A block of data:
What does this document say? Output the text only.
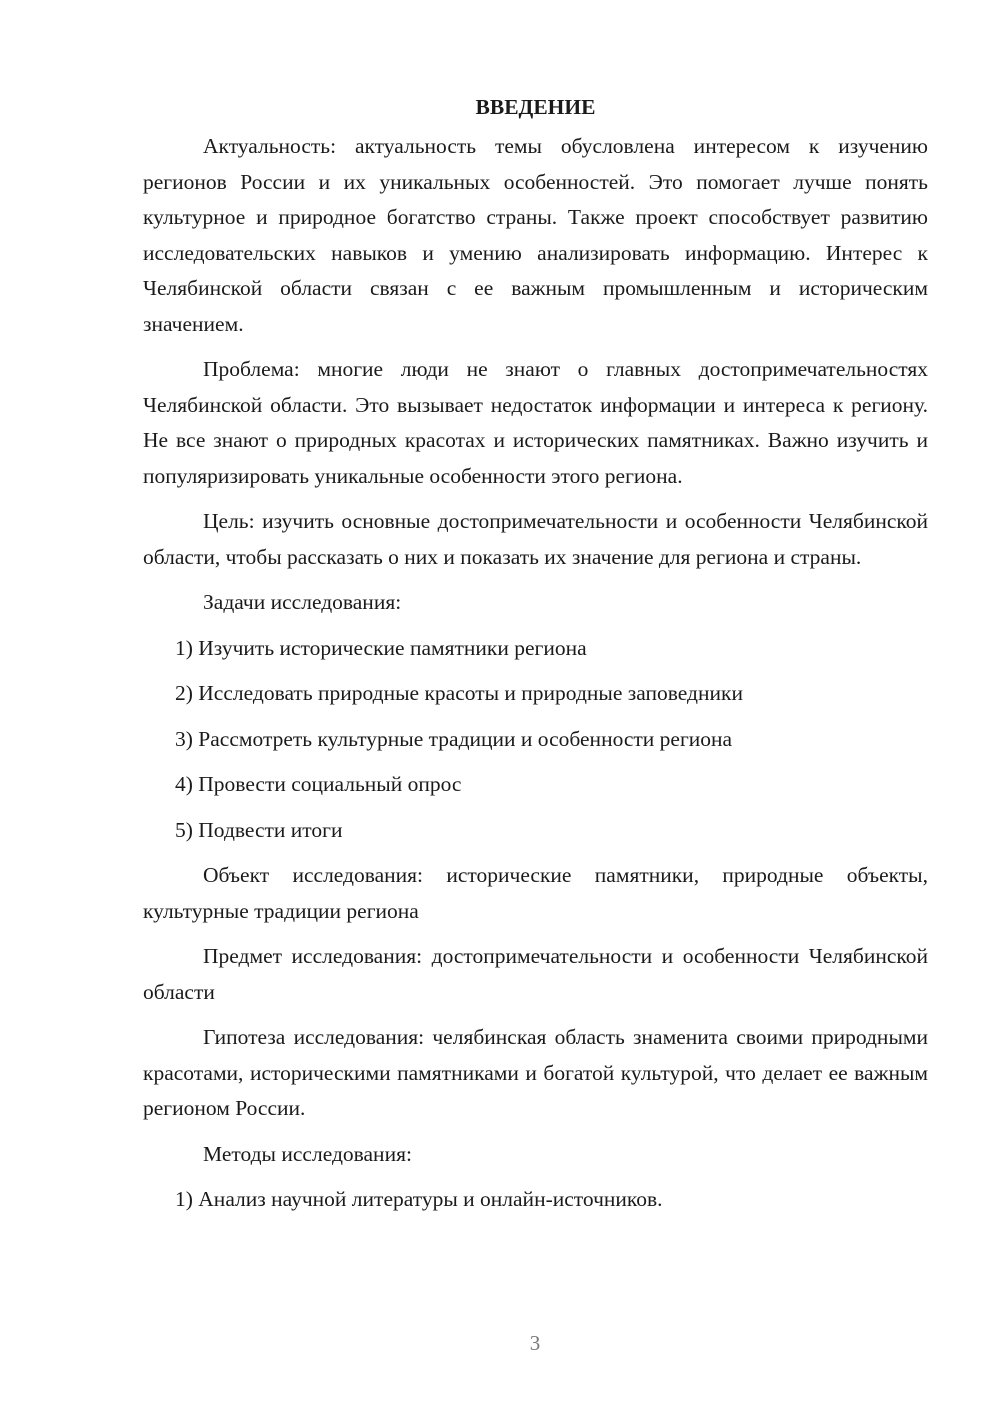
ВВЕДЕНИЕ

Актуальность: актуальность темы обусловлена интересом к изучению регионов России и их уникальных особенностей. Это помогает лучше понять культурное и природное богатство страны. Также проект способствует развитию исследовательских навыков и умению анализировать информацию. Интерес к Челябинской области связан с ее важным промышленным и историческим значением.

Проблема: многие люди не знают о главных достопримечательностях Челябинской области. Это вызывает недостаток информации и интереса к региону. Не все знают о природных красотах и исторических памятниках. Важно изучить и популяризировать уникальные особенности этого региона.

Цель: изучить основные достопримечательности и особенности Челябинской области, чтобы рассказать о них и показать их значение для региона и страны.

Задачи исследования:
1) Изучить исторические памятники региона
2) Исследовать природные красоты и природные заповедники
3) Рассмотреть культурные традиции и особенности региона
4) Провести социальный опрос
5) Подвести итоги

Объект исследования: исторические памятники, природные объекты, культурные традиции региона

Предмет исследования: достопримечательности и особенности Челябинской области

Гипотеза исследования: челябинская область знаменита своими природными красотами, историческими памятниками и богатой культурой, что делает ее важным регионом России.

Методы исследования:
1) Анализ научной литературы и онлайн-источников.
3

==

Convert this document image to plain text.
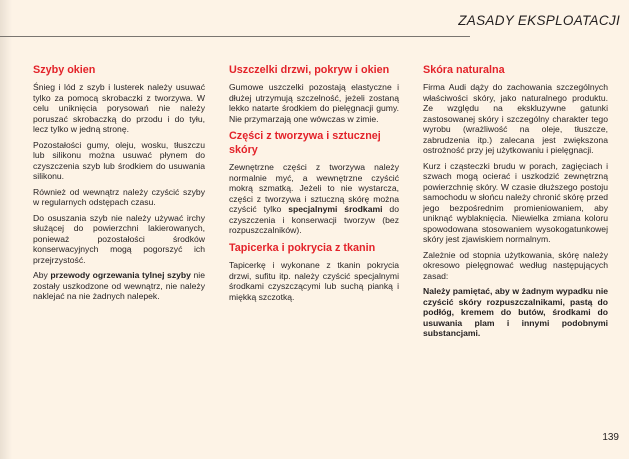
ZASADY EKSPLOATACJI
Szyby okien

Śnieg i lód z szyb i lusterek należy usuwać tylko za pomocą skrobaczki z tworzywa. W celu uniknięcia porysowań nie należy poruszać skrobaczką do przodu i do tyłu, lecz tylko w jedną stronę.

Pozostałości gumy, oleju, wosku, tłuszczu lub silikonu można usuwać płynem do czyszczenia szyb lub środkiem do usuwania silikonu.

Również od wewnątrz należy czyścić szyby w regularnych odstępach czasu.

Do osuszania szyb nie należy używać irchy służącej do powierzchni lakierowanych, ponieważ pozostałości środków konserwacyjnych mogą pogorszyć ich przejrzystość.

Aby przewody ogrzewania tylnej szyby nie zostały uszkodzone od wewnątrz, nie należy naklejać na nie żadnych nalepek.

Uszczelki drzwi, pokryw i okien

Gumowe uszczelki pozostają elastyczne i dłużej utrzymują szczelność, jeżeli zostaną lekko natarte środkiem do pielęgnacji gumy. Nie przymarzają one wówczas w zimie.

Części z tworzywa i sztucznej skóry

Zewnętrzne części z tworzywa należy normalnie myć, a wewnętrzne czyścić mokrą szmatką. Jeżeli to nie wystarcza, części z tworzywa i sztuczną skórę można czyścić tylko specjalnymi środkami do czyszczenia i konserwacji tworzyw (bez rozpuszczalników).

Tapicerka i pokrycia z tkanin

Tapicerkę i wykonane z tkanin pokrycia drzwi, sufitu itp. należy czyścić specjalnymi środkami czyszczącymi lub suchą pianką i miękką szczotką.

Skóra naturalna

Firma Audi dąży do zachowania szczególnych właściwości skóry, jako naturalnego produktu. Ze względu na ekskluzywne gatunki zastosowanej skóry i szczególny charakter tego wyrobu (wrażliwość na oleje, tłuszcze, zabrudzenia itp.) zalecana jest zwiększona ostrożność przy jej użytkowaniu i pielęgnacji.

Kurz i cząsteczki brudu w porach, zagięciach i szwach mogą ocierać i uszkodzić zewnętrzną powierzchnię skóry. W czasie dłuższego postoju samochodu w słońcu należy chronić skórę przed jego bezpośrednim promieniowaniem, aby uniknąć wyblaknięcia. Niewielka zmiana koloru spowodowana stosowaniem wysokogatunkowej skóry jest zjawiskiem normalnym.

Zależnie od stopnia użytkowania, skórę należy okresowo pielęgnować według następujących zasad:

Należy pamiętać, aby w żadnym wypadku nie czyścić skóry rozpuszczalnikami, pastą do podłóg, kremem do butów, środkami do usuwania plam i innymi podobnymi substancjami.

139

--

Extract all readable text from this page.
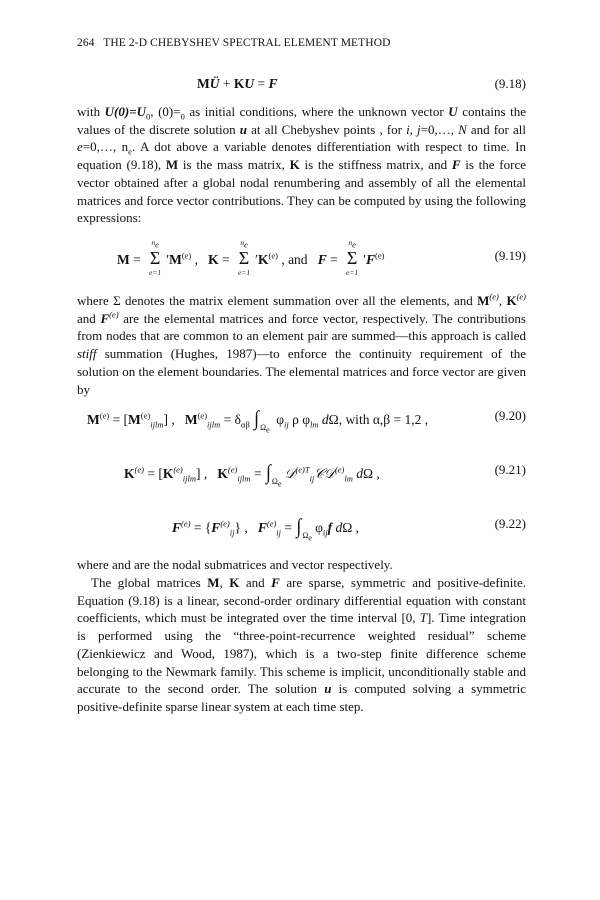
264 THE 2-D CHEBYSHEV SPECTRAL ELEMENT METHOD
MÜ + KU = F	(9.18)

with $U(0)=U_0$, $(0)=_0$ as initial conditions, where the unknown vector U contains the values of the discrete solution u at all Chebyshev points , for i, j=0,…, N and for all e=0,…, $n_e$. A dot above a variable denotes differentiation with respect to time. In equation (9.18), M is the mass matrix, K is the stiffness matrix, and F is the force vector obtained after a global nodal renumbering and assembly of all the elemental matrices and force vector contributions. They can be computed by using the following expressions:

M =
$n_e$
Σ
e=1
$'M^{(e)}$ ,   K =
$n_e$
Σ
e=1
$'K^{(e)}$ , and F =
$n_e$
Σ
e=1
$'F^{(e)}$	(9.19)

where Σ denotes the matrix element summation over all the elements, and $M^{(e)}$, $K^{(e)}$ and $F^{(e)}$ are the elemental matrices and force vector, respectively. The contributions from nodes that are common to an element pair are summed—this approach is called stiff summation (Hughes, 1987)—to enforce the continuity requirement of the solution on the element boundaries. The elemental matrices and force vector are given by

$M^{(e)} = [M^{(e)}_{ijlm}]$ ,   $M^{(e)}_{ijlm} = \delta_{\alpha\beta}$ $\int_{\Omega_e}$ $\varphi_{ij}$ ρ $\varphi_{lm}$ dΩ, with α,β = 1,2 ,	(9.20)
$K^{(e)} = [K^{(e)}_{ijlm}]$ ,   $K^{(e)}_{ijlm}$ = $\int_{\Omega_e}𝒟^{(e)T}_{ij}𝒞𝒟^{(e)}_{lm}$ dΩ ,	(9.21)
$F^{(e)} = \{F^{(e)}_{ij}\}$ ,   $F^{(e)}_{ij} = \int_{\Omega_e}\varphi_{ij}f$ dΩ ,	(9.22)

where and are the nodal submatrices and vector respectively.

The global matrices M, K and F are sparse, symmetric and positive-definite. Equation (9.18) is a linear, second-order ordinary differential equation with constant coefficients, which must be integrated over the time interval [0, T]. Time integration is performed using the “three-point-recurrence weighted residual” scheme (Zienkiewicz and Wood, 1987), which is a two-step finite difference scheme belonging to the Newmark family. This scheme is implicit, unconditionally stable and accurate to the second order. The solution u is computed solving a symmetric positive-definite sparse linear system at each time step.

### Challenge
Report each line in the preceding entries that holds the string "tkanin".

### Written reply
Tapicerka i pokrycia z tkanin
Tapicerkę i wykonane z tkanin pokrycia drzwi, sufitu itp. należy czyścić specjalnymi środkami czyszczącymi lub suchą pianką i miękką szczotką.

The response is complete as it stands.